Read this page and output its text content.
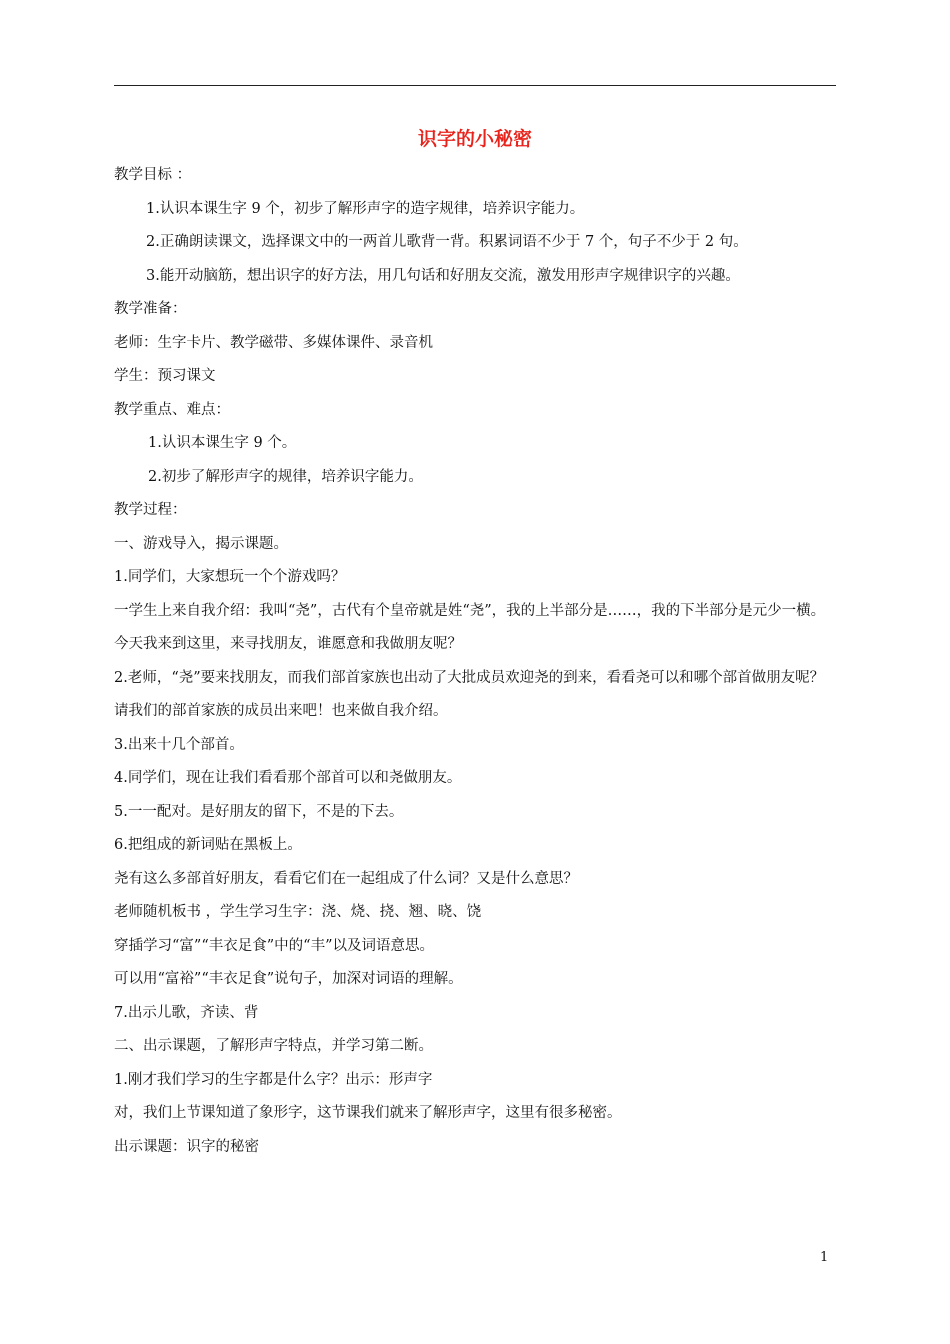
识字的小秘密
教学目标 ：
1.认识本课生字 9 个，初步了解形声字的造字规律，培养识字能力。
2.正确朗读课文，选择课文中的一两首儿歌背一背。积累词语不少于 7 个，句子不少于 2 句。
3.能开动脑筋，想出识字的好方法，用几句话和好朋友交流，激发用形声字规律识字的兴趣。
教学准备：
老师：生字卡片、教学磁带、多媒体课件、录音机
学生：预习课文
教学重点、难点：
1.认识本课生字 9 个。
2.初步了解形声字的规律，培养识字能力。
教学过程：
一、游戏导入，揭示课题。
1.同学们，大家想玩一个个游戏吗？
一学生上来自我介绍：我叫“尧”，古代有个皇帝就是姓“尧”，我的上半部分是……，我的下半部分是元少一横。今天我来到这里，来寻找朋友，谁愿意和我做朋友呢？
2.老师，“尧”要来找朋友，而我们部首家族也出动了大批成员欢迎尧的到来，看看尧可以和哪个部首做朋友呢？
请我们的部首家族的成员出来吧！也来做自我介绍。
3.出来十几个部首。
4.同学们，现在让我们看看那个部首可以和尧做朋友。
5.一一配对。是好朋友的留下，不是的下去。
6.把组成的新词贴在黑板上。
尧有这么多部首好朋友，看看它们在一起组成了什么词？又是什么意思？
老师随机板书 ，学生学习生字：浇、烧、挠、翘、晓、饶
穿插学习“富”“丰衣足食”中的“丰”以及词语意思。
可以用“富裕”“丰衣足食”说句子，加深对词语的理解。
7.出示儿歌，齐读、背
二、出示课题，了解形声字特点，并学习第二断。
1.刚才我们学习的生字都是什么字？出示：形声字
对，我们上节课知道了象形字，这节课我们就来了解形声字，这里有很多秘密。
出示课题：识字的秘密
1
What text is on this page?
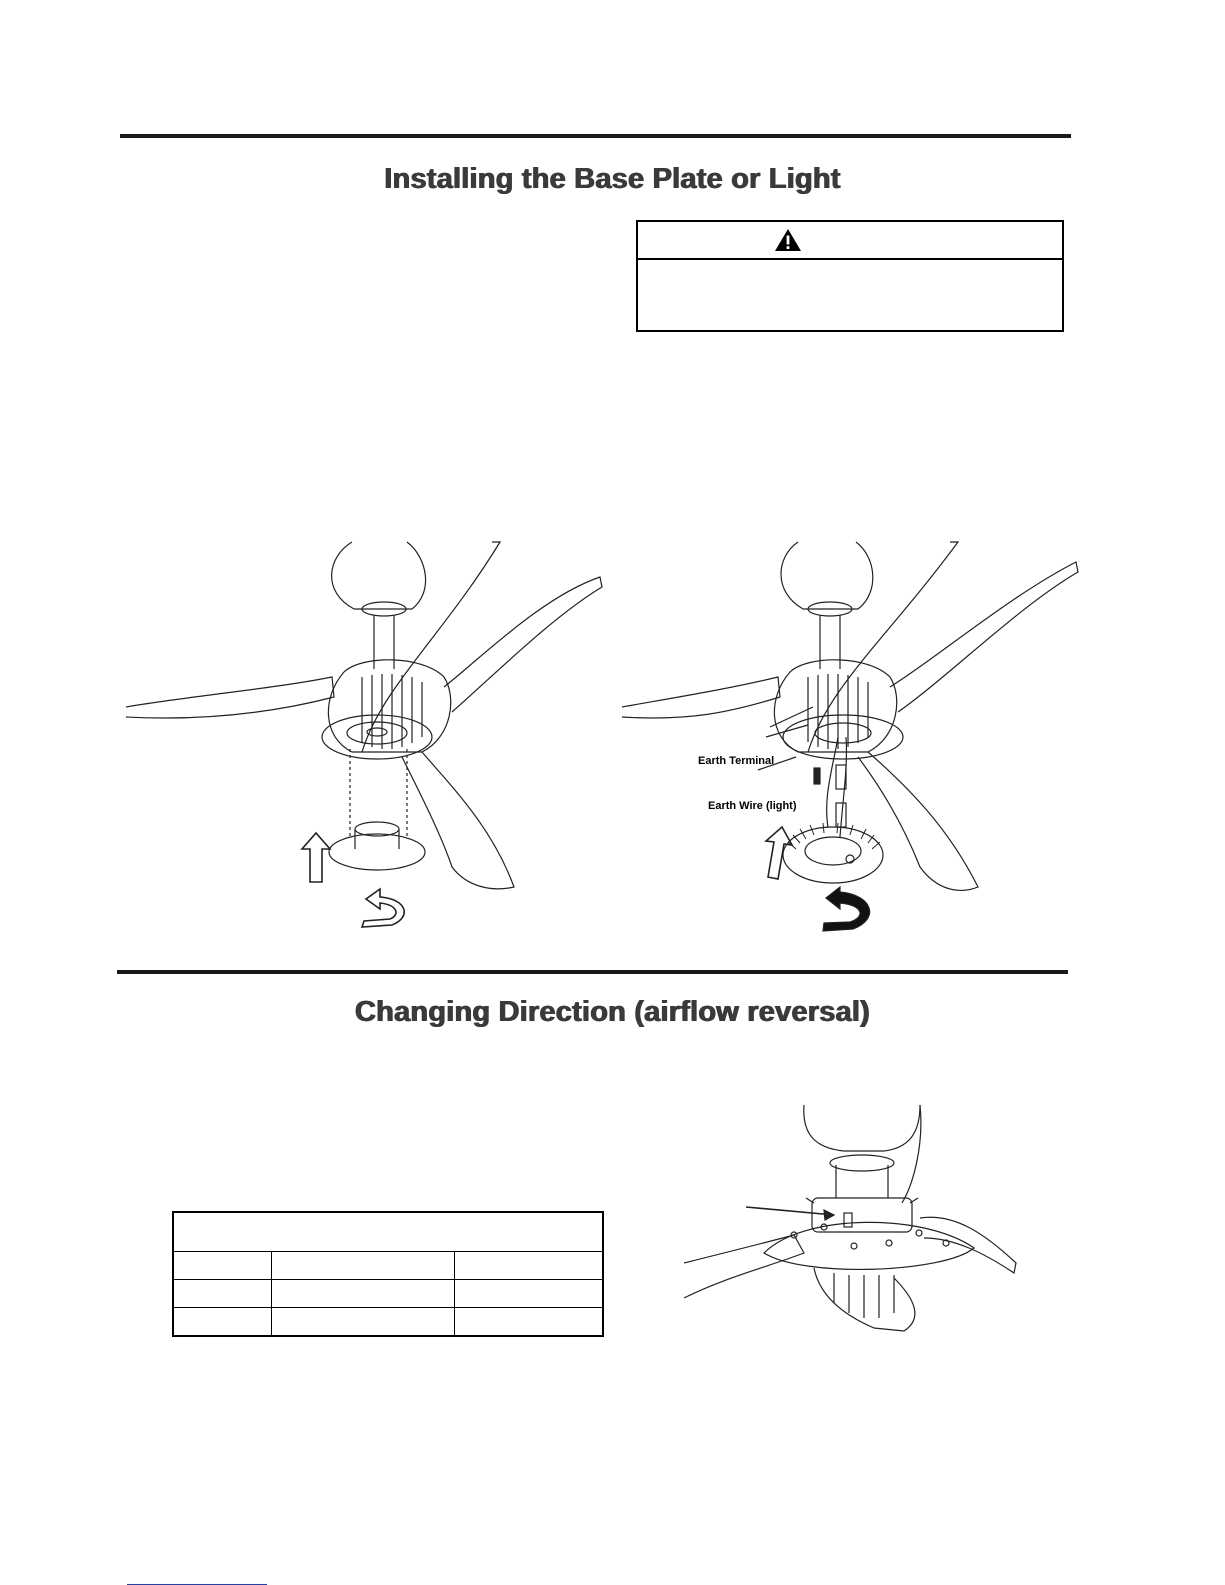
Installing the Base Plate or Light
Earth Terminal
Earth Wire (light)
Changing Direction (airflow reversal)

**Aim**
Collect from the data above every line that includes "培养识字能力".

**Task solution**
1.认识本课生字 9 个，初步了解形声字的造字规律，培养识字能力。
2.初步了解形声字的规律，培养识字能力。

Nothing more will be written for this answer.